EXERCISE DIRECTIONS: Restate all of the entries exactly, dropping any pictures they hold.

SOURCE MATERIAL:

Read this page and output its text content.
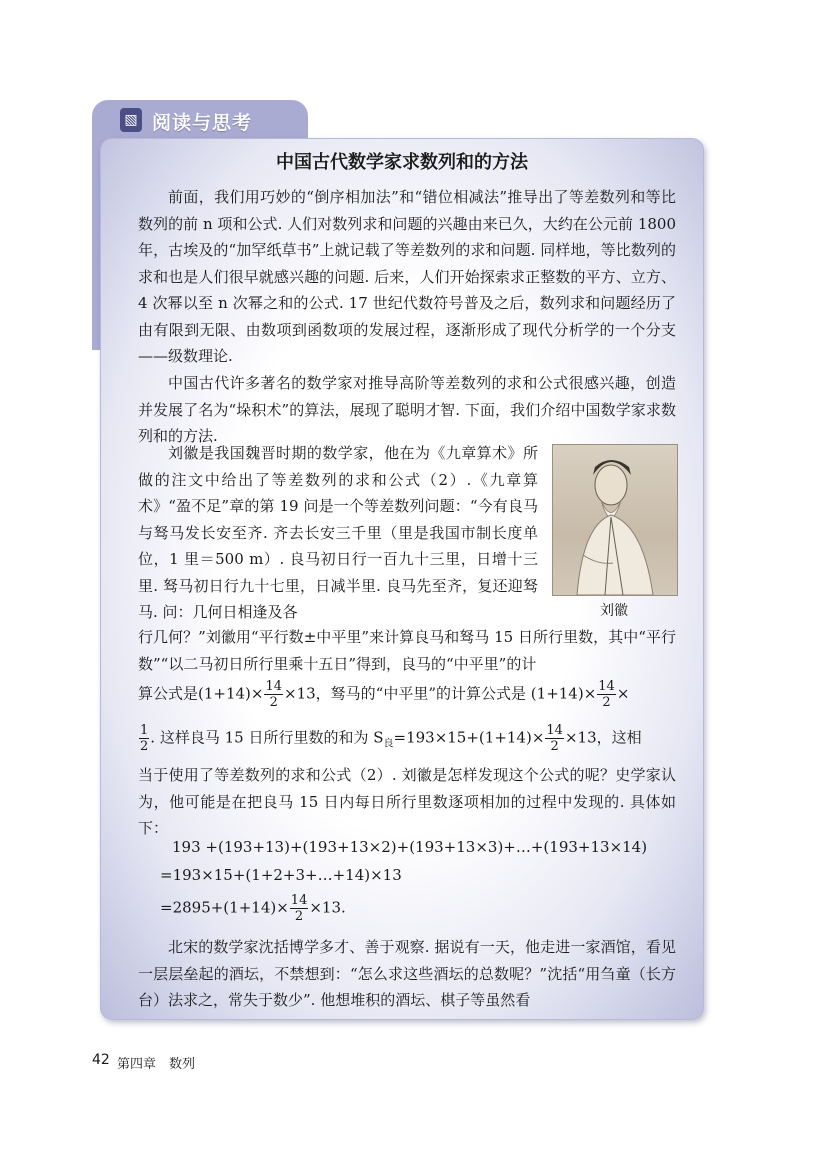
▧ 阅读与思考
中国古代数学家求数列和的方法

前面，我们用巧妙的“倒序相加法”和“错位相减法”推导出了等差数列和等比数列的前 n 项和公式. 人们对数列求和问题的兴趣由来已久，大约在公元前 1800 年，古埃及的“加罕纸草书”上就记载了等差数列的求和问题. 同样地，等比数列的求和也是人们很早就感兴趣的问题. 后来，人们开始探索求正整数的平方、立方、4 次幂以至 n 次幂之和的公式. 17 世纪代数符号普及之后，数列求和问题经历了由有限到无限、由数项到函数项的发展过程，逐渐形成了现代分析学的一个分支——级数理论.

中国古代许多著名的数学家对推导高阶等差数列的求和公式很感兴趣，创造并发展了名为“垛积术”的算法，展现了聪明才智. 下面，我们介绍中国数学家求数列和的方法.

刘徽是我国魏晋时期的数学家，他在为《九章算术》所做的注文中给出了等差数列的求和公式（2）.《九章算术》“盈不足”章的第 19 问是一个等差数列问题：“今有良马与驽马发长安至齐. 齐去长安三千里（里是我国市制长度单位，1 里＝500 m）. 良马初日行一百九十三里，日增十三里. 驽马初日行九十七里，日减半里. 良马先至齐，复还迎驽马. 问：几何日相逢及各	刘徽

行几何？”刘徽用“平行数±中平里”来计算良马和驽马 15 日所行里数，其中“平行数”“以二马初日所行里乘十五日”得到，良马的“中平里”的计

算公式是$(1+14)\times \frac{14}{2} \times 13$，驽马的“中平里”的计算公式是 $(1+14)\times \frac{14}{2}$ ×
$\frac{1}{2}$ . 这样良马 15 日所行里数的和为 $S_良=193\times 15+(1+14)\times \frac{14}{2} \times 13$，这相

当于使用了等差数列的求和公式（2）. 刘徽是怎样发现这个公式的呢？史学家认为，他可能是在把良马 15 日内每日所行里数逐项相加的过程中发现的. 具体如下：

193 +(193+13)+(193+13×2)+(193+13×3)+…+(193+13×14)
=193×15+(1+2+3+…+14)×13
$=2895+(1+14)\times \frac{14}{2} \times 13$.

北宋的数学家沈括博学多才、善于观察. 据说有一天，他走进一家酒馆，看见一层层垒起的酒坛，不禁想到：“怎么求这些酒坛的总数呢？”沈括“用刍童（长方台）法求之，常失于数少”. 他想堆积的酒坛、棋子等虽然看

42 第四章　数列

RESPONSE BELOW:
Read this page and output its text content.
▧ 阅读与思考
中国古代数学家求数列和的方法

前面，我们用巧妙的“倒序相加法”和“错位相减法”推导出了等差数列和等比数列的前 n 项和公式. 人们对数列求和问题的兴趣由来已久，大约在公元前 1800 年，古埃及的“加罕纸草书”上就记载了等差数列的求和问题. 同样地，等比数列的求和也是人们很早就感兴趣的问题. 后来，人们开始探索求正整数的平方、立方、4 次幂以至 n 次幂之和的公式. 17 世纪代数符号普及之后，数列求和问题经历了由有限到无限、由数项到函数项的发展过程，逐渐形成了现代分析学的一个分支——级数理论.

中国古代许多著名的数学家对推导高阶等差数列的求和公式很感兴趣，创造并发展了名为“垛积术”的算法，展现了聪明才智. 下面，我们介绍中国数学家求数列和的方法.

刘徽是我国魏晋时期的数学家，他在为《九章算术》所做的注文中给出了等差数列的求和公式（2）.《九章算术》“盈不足”章的第 19 问是一个等差数列问题：“今有良马与驽马发长安至齐. 齐去长安三千里（里是我国市制长度单位，1 里＝500 m）. 良马初日行一百九十三里，日增十三里. 驽马初日行九十七里，日减半里. 良马先至齐，复还迎驽马. 问：几何日相逢及各	刘徽

行几何？”刘徽用“平行数±中平里”来计算良马和驽马 15 日所行里数，其中“平行数”“以二马初日所行里乘十五日”得到，良马的“中平里”的计

算公式是$(1+14)\times \frac{14}{2} \times 13$，驽马的“中平里”的计算公式是 $(1+14)\times \frac{14}{2}$ ×
$\frac{1}{2}$ . 这样良马 15 日所行里数的和为 $S_良=193\times 15+(1+14)\times \frac{14}{2} \times 13$，这相

当于使用了等差数列的求和公式（2）. 刘徽是怎样发现这个公式的呢？史学家认为，他可能是在把良马 15 日内每日所行里数逐项相加的过程中发现的. 具体如下：

193 +(193+13)+(193+13×2)+(193+13×3)+…+(193+13×14)
=193×15+(1+2+3+…+14)×13
$=2895+(1+14)\times \frac{14}{2} \times 13$.

北宋的数学家沈括博学多才、善于观察. 据说有一天，他走进一家酒馆，看见一层层垒起的酒坛，不禁想到：“怎么求这些酒坛的总数呢？”沈括“用刍童（长方台）法求之，常失于数少”. 他想堆积的酒坛、棋子等虽然看

42 第四章　数列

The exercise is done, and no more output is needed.